(Dataset items)

>> begin

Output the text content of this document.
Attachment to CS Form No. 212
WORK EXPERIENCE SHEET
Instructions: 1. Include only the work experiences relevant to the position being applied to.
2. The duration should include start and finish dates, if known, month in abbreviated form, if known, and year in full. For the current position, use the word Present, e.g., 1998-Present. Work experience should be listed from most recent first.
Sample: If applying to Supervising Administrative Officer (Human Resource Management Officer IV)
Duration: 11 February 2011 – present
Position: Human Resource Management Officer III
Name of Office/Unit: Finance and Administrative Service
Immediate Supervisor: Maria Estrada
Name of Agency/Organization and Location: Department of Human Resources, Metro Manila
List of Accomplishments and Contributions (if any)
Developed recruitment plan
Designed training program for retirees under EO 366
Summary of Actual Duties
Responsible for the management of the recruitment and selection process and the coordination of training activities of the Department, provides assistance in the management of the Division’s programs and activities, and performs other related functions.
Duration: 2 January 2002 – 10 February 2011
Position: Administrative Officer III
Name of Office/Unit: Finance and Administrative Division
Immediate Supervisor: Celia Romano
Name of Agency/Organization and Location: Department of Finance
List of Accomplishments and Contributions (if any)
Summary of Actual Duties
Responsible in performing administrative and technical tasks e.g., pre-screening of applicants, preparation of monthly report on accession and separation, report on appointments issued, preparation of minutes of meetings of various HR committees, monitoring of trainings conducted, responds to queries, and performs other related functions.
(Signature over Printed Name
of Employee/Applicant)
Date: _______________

>> end

# Set problem
Copy out the material above in its entirety. Every detail must match.

# Solved problem
Output the text content of this document.
Attachment to CS Form No. 212
WORK EXPERIENCE SHEET
Instructions: 1. Include only the work experiences relevant to the position being applied to.
2. The duration should include start and finish dates, if known, month in abbreviated form, if known, and year in full. For the current position, use the word Present, e.g., 1998-Present. Work experience should be listed from most recent first.
Sample: If applying to Supervising Administrative Officer (Human Resource Management Officer IV)
Duration: 11 February 2011 – present
Position: Human Resource Management Officer III
Name of Office/Unit: Finance and Administrative Service
Immediate Supervisor: Maria Estrada
Name of Agency/Organization and Location: Department of Human Resources, Metro Manila
List of Accomplishments and Contributions (if any)
Developed recruitment plan
Designed training program for retirees under EO 366
Summary of Actual Duties
Responsible for the management of the recruitment and selection process and the coordination of training activities of the Department, provides assistance in the management of the Division’s programs and activities, and performs other related functions.
Duration: 2 January 2002 – 10 February 2011
Position: Administrative Officer III
Name of Office/Unit: Finance and Administrative Division
Immediate Supervisor: Celia Romano
Name of Agency/Organization and Location: Department of Finance
List of Accomplishments and Contributions (if any)
Summary of Actual Duties
Responsible in performing administrative and technical tasks e.g., pre-screening of applicants, preparation of monthly report on accession and separation, report on appointments issued, preparation of minutes of meetings of various HR committees, monitoring of trainings conducted, responds to queries, and performs other related functions.
(Signature over Printed Name
of Employee/Applicant)
Date: _______________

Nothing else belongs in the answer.